* WHAT THE EXERCISE ASKS: If a line in the records below includes the word "Varizellen", count it, then give the total and nothing else.

* RECORDS SUPPLIED:
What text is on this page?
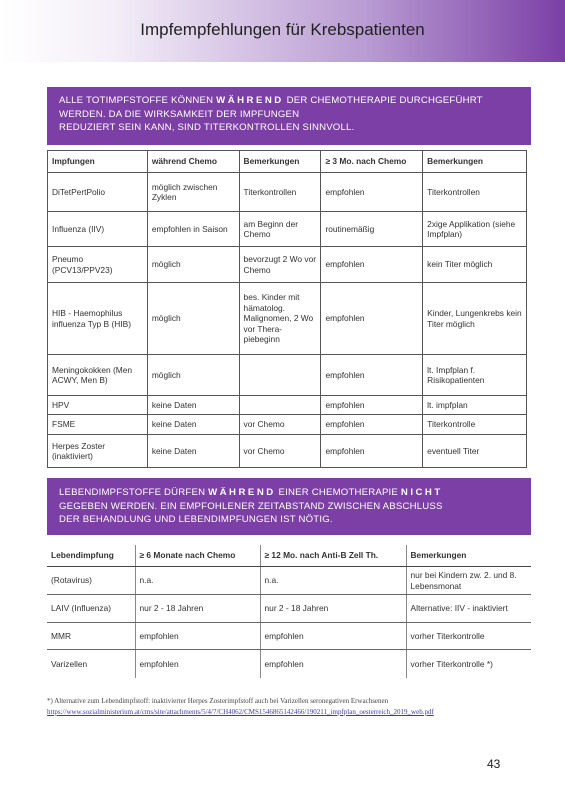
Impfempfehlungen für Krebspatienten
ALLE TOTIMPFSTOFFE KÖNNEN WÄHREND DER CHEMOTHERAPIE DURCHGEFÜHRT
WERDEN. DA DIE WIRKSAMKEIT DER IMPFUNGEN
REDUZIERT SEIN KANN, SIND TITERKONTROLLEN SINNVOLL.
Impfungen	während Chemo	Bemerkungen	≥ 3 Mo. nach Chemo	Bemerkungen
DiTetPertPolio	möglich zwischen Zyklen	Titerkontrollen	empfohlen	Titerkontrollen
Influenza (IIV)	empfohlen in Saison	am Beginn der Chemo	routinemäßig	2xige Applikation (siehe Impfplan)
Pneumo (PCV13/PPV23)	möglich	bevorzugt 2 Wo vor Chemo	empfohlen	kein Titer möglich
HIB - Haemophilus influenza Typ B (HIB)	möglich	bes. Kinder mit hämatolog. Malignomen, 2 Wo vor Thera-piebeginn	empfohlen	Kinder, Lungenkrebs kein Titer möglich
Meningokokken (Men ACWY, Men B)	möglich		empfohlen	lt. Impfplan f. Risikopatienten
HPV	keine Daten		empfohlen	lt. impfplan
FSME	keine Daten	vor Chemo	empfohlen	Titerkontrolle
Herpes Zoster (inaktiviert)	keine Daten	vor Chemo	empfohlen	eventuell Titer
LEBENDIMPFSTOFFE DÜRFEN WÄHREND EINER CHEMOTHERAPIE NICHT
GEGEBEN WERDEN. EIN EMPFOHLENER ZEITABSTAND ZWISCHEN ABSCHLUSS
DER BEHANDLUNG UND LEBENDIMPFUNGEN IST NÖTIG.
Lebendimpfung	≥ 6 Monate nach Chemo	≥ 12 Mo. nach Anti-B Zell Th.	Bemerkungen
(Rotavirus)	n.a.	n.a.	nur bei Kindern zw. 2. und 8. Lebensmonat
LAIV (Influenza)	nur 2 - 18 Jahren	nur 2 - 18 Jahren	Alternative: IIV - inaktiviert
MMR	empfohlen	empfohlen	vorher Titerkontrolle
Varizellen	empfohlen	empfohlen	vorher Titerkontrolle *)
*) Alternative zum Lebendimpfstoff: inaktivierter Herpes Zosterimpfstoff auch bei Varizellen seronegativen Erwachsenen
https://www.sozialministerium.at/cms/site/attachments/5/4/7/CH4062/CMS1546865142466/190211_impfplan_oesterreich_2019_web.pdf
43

...

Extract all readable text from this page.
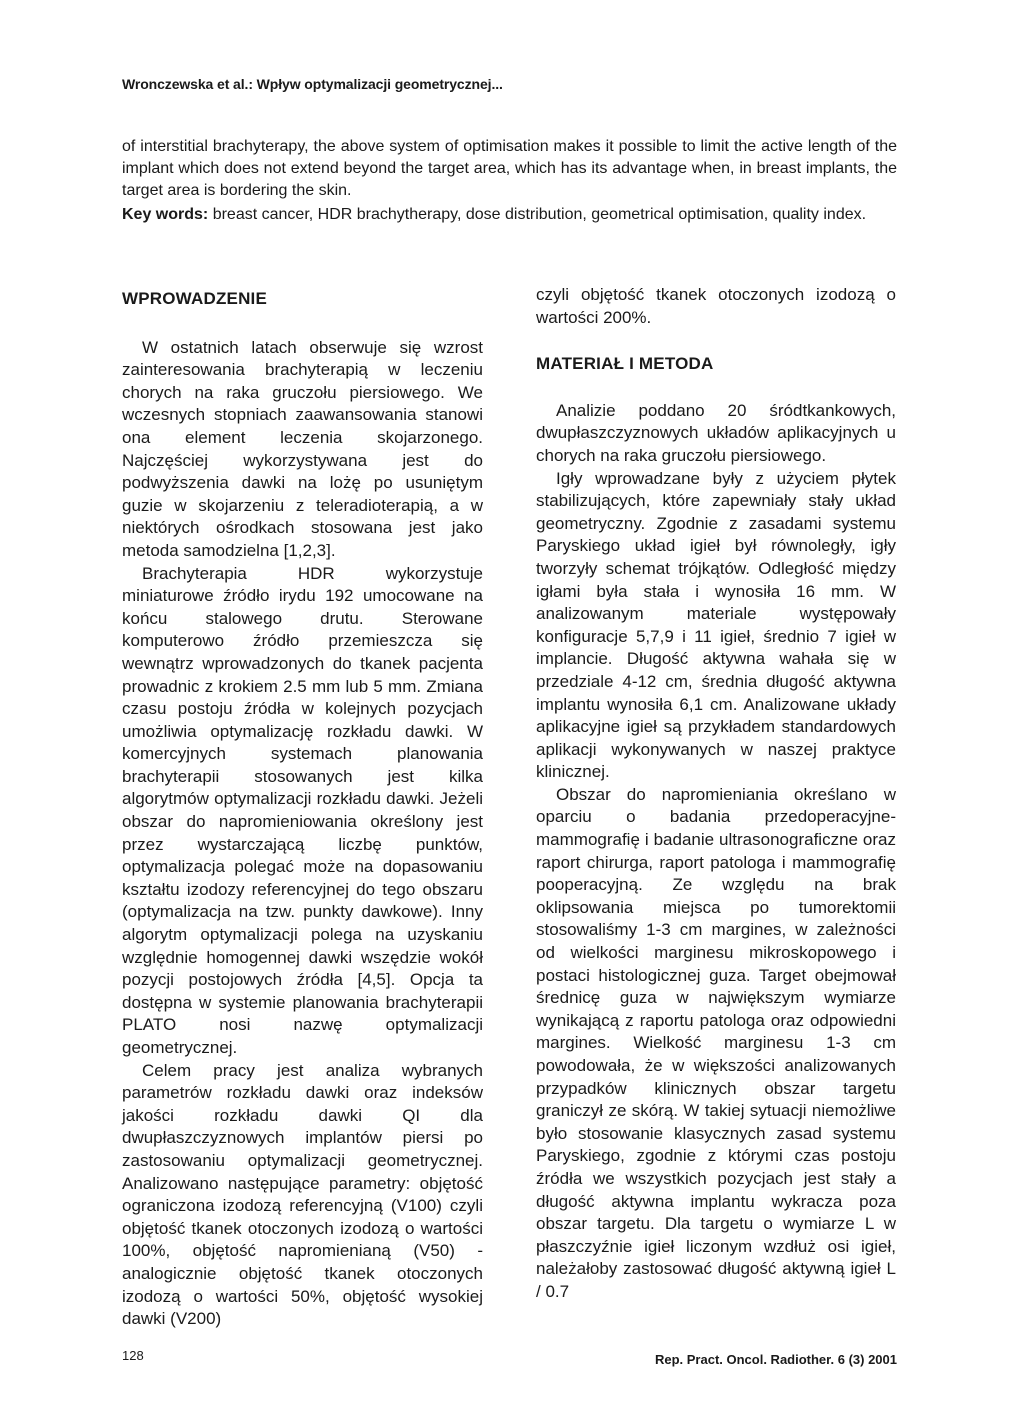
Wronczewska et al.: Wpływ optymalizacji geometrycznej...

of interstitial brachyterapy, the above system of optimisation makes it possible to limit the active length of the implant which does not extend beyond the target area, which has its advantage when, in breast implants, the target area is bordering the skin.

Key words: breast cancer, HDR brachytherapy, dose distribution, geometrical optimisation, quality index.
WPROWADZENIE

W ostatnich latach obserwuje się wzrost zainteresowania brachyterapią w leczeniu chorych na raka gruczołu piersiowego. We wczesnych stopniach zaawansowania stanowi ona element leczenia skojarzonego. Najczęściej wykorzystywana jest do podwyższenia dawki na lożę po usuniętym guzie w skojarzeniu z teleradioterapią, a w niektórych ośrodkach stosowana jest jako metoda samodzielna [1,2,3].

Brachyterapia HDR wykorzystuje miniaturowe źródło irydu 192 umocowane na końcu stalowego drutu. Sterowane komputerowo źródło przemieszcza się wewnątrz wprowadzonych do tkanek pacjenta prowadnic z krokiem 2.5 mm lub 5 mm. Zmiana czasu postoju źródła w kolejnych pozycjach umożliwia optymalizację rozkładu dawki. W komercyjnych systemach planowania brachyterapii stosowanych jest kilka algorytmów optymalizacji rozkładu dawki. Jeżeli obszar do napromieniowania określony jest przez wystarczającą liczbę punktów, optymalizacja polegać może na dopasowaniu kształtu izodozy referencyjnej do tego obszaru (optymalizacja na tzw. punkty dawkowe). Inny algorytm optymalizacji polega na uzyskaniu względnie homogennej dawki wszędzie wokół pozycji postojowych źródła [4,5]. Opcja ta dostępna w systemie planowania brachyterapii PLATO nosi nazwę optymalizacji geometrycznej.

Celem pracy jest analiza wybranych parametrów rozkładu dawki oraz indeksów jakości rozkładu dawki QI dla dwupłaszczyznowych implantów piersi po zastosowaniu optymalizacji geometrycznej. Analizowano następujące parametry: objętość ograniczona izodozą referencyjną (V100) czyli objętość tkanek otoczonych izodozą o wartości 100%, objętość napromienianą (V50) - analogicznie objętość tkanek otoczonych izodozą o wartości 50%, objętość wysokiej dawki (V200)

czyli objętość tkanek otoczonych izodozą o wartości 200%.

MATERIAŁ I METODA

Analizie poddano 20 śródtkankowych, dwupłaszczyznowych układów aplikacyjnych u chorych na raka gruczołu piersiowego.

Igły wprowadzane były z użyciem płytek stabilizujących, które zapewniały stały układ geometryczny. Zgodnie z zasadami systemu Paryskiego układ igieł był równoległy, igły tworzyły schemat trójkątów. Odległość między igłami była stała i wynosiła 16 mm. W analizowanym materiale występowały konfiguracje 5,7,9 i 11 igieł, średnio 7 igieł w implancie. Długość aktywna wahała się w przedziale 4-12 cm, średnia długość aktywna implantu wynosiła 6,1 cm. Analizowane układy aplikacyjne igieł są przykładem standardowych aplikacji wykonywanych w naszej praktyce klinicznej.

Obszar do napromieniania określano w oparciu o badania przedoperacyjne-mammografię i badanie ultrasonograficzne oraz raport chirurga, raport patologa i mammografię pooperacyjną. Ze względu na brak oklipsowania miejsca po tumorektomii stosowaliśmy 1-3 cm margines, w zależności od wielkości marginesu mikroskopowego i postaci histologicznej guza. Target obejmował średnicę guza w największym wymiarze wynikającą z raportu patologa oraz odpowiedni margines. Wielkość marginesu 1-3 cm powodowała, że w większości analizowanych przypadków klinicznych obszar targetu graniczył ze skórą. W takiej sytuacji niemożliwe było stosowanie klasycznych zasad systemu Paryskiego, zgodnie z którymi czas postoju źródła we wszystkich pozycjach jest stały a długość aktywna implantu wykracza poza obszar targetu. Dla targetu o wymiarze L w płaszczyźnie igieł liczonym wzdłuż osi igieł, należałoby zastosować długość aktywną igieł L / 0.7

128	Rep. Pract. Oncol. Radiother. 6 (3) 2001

* RESULT BELOW: 2